▶ [DATASET RECORDS]
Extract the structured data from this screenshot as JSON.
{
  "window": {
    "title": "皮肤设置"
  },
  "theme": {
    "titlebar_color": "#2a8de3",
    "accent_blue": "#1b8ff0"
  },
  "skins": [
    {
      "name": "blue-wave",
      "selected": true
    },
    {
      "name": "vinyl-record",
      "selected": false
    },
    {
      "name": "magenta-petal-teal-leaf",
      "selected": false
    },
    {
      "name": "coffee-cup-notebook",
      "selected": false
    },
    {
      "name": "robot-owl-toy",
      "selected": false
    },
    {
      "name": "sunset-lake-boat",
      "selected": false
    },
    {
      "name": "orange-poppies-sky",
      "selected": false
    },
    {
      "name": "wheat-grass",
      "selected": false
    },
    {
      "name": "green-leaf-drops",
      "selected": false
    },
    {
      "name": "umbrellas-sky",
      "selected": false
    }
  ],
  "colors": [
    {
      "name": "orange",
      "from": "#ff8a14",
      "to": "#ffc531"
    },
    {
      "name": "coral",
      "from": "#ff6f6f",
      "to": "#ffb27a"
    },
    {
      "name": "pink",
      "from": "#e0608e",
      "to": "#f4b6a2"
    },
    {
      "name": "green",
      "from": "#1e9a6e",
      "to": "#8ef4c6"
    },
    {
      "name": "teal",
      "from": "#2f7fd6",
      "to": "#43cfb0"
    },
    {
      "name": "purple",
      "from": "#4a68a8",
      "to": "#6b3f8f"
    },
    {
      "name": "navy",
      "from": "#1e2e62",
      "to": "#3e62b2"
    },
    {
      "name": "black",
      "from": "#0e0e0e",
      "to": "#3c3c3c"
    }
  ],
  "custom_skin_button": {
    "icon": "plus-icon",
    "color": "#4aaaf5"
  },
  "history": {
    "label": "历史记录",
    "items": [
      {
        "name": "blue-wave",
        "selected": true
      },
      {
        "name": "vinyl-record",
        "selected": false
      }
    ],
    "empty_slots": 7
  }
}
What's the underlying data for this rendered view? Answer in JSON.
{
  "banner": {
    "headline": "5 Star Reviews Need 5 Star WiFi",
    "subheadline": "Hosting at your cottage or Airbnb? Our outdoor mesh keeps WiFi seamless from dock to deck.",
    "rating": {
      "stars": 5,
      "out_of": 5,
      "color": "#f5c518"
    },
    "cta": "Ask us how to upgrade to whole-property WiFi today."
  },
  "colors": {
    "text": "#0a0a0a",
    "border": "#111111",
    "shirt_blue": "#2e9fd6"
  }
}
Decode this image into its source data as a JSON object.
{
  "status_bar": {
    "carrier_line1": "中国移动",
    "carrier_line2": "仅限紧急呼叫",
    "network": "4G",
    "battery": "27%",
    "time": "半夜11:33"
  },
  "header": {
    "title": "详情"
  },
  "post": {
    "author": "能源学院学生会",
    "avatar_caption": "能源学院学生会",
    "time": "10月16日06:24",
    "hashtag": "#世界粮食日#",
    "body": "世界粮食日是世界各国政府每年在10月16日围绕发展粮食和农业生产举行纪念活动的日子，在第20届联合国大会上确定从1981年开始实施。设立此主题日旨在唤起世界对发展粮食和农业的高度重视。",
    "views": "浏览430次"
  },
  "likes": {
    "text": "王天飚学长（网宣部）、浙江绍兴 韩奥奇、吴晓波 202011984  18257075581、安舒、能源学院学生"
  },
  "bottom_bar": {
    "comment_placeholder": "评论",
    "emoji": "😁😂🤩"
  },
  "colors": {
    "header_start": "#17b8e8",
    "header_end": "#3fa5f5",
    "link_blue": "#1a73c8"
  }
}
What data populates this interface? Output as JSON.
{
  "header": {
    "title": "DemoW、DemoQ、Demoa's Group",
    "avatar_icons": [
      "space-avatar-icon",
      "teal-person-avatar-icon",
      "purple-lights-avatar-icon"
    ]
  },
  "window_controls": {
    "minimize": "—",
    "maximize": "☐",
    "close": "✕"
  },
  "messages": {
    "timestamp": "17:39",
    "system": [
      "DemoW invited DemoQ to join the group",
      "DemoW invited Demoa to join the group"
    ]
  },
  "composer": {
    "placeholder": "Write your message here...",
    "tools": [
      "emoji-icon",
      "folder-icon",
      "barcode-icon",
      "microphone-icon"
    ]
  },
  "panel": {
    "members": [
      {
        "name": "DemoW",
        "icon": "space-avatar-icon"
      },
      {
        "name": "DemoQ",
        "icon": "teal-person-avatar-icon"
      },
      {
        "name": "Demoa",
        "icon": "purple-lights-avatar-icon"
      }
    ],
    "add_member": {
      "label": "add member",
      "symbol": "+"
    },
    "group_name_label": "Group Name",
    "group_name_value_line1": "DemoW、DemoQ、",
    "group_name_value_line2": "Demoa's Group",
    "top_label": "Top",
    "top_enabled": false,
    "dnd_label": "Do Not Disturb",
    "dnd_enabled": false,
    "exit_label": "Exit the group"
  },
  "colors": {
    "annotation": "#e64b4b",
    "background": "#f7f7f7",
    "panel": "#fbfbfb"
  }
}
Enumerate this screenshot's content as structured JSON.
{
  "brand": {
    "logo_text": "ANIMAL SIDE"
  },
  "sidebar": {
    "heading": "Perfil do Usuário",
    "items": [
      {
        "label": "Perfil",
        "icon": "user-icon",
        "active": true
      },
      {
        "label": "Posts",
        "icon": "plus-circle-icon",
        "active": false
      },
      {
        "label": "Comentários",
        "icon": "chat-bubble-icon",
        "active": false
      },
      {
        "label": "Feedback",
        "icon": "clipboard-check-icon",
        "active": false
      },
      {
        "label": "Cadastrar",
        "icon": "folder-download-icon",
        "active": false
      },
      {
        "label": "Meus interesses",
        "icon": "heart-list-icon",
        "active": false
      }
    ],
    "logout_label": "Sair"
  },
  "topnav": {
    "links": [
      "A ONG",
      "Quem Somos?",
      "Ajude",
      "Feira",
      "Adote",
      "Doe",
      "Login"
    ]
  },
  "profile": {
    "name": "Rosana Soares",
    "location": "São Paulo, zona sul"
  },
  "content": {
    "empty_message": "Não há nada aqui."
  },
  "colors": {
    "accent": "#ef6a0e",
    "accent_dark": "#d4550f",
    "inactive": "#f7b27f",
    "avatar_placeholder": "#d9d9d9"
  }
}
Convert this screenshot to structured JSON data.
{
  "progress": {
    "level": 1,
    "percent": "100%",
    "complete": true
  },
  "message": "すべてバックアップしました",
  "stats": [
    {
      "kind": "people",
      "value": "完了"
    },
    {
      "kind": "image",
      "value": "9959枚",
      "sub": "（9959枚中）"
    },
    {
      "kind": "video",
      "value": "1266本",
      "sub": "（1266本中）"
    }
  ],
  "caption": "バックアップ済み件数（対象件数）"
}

▶ [GOAL] Transcribe every line of the data, exactly as it stands.

▶ [SOLUTION TO THE PROBLEM]
Extract the structured data from this screenshot as JSON.
{
  "window": {
    "title": "皮肤设置"
  },
  "theme": {
    "titlebar_color": "#2a8de3",
    "accent_blue": "#1b8ff0"
  },
  "skins": [
    {
      "name": "blue-wave",
      "selected": true
    },
    {
      "name": "vinyl-record",
      "selected": false
    },
    {
      "name": "magenta-petal-teal-leaf",
      "selected": false
    },
    {
      "name": "coffee-cup-notebook",
      "selected": false
    },
    {
      "name": "robot-owl-toy",
      "selected": false
    },
    {
      "name": "sunset-lake-boat",
      "selected": false
    },
    {
      "name": "orange-poppies-sky",
      "selected": false
    },
    {
      "name": "wheat-grass",
      "selected": false
    },
    {
      "name": "green-leaf-drops",
      "selected": false
    },
    {
      "name": "umbrellas-sky",
      "selected": false
    }
  ],
  "colors": [
    {
      "name": "orange",
      "from": "#ff8a14",
      "to": "#ffc531"
    },
    {
      "name": "coral",
      "from": "#ff6f6f",
      "to": "#ffb27a"
    },
    {
      "name": "pink",
      "from": "#e0608e",
      "to": "#f4b6a2"
    },
    {
      "name": "green",
      "from": "#1e9a6e",
      "to": "#8ef4c6"
    },
    {
      "name": "teal",
      "from": "#2f7fd6",
      "to": "#43cfb0"
    },
    {
      "name": "purple",
      "from": "#4a68a8",
      "to": "#6b3f8f"
    },
    {
      "name": "navy",
      "from": "#1e2e62",
      "to": "#3e62b2"
    },
    {
      "name": "black",
      "from": "#0e0e0e",
      "to": "#3c3c3c"
    }
  ],
  "custom_skin_button": {
    "icon": "plus-icon",
    "color": "#4aaaf5"
  },
  "history": {
    "label": "历史记录",
    "items": [
      {
        "name": "blue-wave",
        "selected": true
      },
      {
        "name": "vinyl-record",
        "selected": false
      }
    ],
    "empty_slots": 7
  }
}
What's the underlying data for this rendered view? Answer in JSON.
{
  "banner": {
    "headline": "5 Star Reviews Need 5 Star WiFi",
    "subheadline": "Hosting at your cottage or Airbnb? Our outdoor mesh keeps WiFi seamless from dock to deck.",
    "rating": {
      "stars": 5,
      "out_of": 5,
      "color": "#f5c518"
    },
    "cta": "Ask us how to upgrade to whole-property WiFi today."
  },
  "colors": {
    "text": "#0a0a0a",
    "border": "#111111",
    "shirt_blue": "#2e9fd6"
  }
}
Decode this image into its source data as a JSON object.
{
  "status_bar": {
    "carrier_line1": "中国移动",
    "carrier_line2": "仅限紧急呼叫",
    "network": "4G",
    "battery": "27%",
    "time": "半夜11:33"
  },
  "header": {
    "title": "详情"
  },
  "post": {
    "author": "能源学院学生会",
    "avatar_caption": "能源学院学生会",
    "time": "10月16日06:24",
    "hashtag": "#世界粮食日#",
    "body": "世界粮食日是世界各国政府每年在10月16日围绕发展粮食和农业生产举行纪念活动的日子，在第20届联合国大会上确定从1981年开始实施。设立此主题日旨在唤起世界对发展粮食和农业的高度重视。",
    "views": "浏览430次"
  },
  "likes": {
    "text": "王天飚学长（网宣部）、浙江绍兴 韩奥奇、吴晓波 202011984  18257075581、安舒、能源学院学生"
  },
  "bottom_bar": {
    "comment_placeholder": "评论",
    "emoji": "😁😂🤩"
  },
  "colors": {
    "header_start": "#17b8e8",
    "header_end": "#3fa5f5",
    "link_blue": "#1a73c8"
  }
}
What data populates this interface? Output as JSON.
{
  "header": {
    "title": "DemoW、DemoQ、Demoa's Group",
    "avatar_icons": [
      "space-avatar-icon",
      "teal-person-avatar-icon",
      "purple-lights-avatar-icon"
    ]
  },
  "window_controls": {
    "minimize": "—",
    "maximize": "☐",
    "close": "✕"
  },
  "messages": {
    "timestamp": "17:39",
    "system": [
      "DemoW invited DemoQ to join the group",
      "DemoW invited Demoa to join the group"
    ]
  },
  "composer": {
    "placeholder": "Write your message here...",
    "tools": [
      "emoji-icon",
      "folder-icon",
      "barcode-icon",
      "microphone-icon"
    ]
  },
  "panel": {
    "members": [
      {
        "name": "DemoW",
        "icon": "space-avatar-icon"
      },
      {
        "name": "DemoQ",
        "icon": "teal-person-avatar-icon"
      },
      {
        "name": "Demoa",
        "icon": "purple-lights-avatar-icon"
      }
    ],
    "add_member": {
      "label": "add member",
      "symbol": "+"
    },
    "group_name_label": "Group Name",
    "group_name_value_line1": "DemoW、DemoQ、",
    "group_name_value_line2": "Demoa's Group",
    "top_label": "Top",
    "top_enabled": false,
    "dnd_label": "Do Not Disturb",
    "dnd_enabled": false,
    "exit_label": "Exit the group"
  },
  "colors": {
    "annotation": "#e64b4b",
    "background": "#f7f7f7",
    "panel": "#fbfbfb"
  }
}
Enumerate this screenshot's content as structured JSON.
{
  "brand": {
    "logo_text": "ANIMAL SIDE"
  },
  "sidebar": {
    "heading": "Perfil do Usuário",
    "items": [
      {
        "label": "Perfil",
        "icon": "user-icon",
        "active": true
      },
      {
        "label": "Posts",
        "icon": "plus-circle-icon",
        "active": false
      },
      {
        "label": "Comentários",
        "icon": "chat-bubble-icon",
        "active": false
      },
      {
        "label": "Feedback",
        "icon": "clipboard-check-icon",
        "active": false
      },
      {
        "label": "Cadastrar",
        "icon": "folder-download-icon",
        "active": false
      },
      {
        "label": "Meus interesses",
        "icon": "heart-list-icon",
        "active": false
      }
    ],
    "logout_label": "Sair"
  },
  "topnav": {
    "links": [
      "A ONG",
      "Quem Somos?",
      "Ajude",
      "Feira",
      "Adote",
      "Doe",
      "Login"
    ]
  },
  "profile": {
    "name": "Rosana Soares",
    "location": "São Paulo, zona sul"
  },
  "content": {
    "empty_message": "Não há nada aqui."
  },
  "colors": {
    "accent": "#ef6a0e",
    "accent_dark": "#d4550f",
    "inactive": "#f7b27f",
    "avatar_placeholder": "#d9d9d9"
  }
}
Convert this screenshot to structured JSON data.
{
  "progress": {
    "level": 1,
    "percent": "100%",
    "complete": true
  },
  "message": "すべてバックアップしました",
  "stats": [
    {
      "kind": "people",
      "value": "完了"
    },
    {
      "kind": "image",
      "value": "9959枚",
      "sub": "（9959枚中）"
    },
    {
      "kind": "video",
      "value": "1266本",
      "sub": "（1266本中）"
    }
  ],
  "caption": "バックアップ済み件数（対象件数）"
}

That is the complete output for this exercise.